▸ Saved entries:
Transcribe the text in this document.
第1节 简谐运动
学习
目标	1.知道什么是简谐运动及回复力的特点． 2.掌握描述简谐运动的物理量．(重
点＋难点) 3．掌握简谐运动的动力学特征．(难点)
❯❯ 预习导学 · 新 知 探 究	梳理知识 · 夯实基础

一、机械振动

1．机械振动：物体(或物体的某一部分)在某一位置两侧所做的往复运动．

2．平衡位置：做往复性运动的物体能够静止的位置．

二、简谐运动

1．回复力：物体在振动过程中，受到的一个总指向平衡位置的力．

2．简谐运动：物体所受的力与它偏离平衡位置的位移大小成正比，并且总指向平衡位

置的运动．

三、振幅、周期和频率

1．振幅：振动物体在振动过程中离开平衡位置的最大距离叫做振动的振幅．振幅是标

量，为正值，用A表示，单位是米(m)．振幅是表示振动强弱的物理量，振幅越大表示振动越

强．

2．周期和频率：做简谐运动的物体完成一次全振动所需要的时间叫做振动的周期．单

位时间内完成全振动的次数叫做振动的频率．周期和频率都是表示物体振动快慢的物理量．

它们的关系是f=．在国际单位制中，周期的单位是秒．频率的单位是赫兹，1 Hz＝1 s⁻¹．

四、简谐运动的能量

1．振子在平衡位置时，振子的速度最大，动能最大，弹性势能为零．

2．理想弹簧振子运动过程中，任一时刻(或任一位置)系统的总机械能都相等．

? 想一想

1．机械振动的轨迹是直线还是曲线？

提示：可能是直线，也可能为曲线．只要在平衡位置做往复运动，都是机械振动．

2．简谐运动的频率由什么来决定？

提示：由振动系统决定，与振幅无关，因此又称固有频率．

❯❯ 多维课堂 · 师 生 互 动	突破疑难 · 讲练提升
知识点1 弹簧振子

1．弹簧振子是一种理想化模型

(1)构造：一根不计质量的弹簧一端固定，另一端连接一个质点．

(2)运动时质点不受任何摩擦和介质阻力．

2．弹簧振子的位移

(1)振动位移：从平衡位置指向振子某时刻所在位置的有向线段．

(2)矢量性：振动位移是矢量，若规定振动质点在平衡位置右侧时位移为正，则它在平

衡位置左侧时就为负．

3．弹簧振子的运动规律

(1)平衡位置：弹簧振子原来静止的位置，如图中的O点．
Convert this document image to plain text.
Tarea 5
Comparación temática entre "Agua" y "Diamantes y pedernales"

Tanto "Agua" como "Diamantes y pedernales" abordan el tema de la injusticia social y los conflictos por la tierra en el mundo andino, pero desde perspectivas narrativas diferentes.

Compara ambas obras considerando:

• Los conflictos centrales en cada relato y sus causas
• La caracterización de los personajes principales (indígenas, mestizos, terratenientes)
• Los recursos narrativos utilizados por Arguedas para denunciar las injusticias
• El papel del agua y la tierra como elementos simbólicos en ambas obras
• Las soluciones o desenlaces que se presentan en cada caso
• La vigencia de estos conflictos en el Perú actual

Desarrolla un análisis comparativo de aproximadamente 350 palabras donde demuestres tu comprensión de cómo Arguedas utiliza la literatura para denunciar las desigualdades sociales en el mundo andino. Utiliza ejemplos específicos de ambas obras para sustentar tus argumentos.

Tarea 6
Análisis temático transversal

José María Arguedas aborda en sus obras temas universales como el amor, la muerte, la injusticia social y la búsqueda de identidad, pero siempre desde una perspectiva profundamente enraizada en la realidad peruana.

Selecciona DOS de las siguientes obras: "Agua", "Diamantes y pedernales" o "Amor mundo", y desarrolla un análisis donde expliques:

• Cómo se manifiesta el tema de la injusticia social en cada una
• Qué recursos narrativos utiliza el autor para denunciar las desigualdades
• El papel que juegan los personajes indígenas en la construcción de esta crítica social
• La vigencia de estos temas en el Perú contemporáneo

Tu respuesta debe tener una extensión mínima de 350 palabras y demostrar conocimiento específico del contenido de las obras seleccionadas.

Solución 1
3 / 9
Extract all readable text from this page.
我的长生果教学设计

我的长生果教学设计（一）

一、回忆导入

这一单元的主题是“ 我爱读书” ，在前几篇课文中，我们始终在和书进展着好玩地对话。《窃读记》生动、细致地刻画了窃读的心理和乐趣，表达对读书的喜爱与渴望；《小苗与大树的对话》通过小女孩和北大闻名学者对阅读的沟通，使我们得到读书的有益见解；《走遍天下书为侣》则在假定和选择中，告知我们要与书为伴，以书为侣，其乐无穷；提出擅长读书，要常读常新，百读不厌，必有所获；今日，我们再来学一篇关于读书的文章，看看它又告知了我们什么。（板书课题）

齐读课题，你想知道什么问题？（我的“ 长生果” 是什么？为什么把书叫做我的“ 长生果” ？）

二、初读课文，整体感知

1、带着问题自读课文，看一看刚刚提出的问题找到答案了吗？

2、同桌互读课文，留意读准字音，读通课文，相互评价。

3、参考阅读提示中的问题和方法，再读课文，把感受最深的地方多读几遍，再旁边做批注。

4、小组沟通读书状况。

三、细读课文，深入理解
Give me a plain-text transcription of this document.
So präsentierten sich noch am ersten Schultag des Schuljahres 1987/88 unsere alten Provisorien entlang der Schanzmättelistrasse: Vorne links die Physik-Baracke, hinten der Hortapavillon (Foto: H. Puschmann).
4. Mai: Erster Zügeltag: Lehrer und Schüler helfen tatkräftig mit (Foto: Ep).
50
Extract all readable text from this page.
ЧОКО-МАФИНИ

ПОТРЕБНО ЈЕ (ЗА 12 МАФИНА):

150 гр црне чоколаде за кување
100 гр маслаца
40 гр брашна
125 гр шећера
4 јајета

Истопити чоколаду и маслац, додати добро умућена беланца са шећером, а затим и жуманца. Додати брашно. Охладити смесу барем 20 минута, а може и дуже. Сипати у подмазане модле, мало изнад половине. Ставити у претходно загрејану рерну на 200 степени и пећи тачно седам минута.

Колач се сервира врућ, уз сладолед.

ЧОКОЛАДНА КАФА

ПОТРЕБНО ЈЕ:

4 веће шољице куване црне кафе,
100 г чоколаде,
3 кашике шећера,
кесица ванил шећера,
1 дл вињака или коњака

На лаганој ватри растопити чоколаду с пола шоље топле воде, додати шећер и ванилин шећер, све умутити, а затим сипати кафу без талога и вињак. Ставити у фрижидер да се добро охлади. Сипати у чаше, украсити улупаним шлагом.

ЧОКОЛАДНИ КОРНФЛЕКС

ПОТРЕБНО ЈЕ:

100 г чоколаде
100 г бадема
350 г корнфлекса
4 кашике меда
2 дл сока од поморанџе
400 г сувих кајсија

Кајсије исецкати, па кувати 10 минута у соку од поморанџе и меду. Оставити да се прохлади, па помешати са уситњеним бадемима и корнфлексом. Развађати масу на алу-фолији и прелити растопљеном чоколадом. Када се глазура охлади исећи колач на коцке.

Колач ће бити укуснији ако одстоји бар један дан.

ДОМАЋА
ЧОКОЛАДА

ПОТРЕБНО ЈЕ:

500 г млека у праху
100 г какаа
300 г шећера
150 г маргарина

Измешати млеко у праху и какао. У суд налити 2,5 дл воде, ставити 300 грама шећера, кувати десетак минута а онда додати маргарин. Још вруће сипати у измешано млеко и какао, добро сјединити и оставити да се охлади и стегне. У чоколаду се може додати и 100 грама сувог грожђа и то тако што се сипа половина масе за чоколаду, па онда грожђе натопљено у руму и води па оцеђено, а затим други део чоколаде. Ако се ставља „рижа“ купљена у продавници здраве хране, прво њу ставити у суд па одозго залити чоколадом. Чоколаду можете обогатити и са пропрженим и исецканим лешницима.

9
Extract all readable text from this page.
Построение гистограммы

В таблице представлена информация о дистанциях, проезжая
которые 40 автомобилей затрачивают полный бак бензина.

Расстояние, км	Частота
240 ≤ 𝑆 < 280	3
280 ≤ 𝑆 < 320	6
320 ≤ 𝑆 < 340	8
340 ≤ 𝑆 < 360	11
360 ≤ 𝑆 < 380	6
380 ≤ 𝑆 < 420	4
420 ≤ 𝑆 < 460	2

▸ INSTRUCTION: Find every line in the records above that holds the word "затим", and copy each one.

▸ FINAL RESULT:
Истопити чоколаду и маслац, додати добро умућена беланца са шећером, а затим и жуманца. Додати брашно. Охладити смесу барем 20 минута, а може и дуже. Сипати у подмазане модле, мало изнад половине. Ставити у претходно загрејану рерну на 200 степени и пећи тачно седам минута.
На лаганој ватри растопити чоколаду с пола шоље топле воде, додати шећер и ванилин шећер, све умутити, а затим сипати кафу без талога и вињак. Ставити у фрижидер да се добро охлади. Сипати у чаше, украсити улупаним шлагом.
Измешати млеко у праху и какао. У суд налити 2,5 дл воде, ставити 300 грама шећера, кувати десетак минута а онда додати маргарин. Још вруће сипати у измешано млеко и какао, добро сјединити и оставити да се охлади и стегне. У чоколаду се може додати и 100 грама сувог грожђа и то тако што се сипа половина масе за чоколаду, па онда грожђе натопљено у руму и води па оцеђено, а затим други део чоколаде. Ако се ставља „рижа“ купљена у продавници здраве хране, прво њу ставити у суд па одозго залити чоколадом. Чоколаду можете обогатити и са пропрженим и исецканим лешницима.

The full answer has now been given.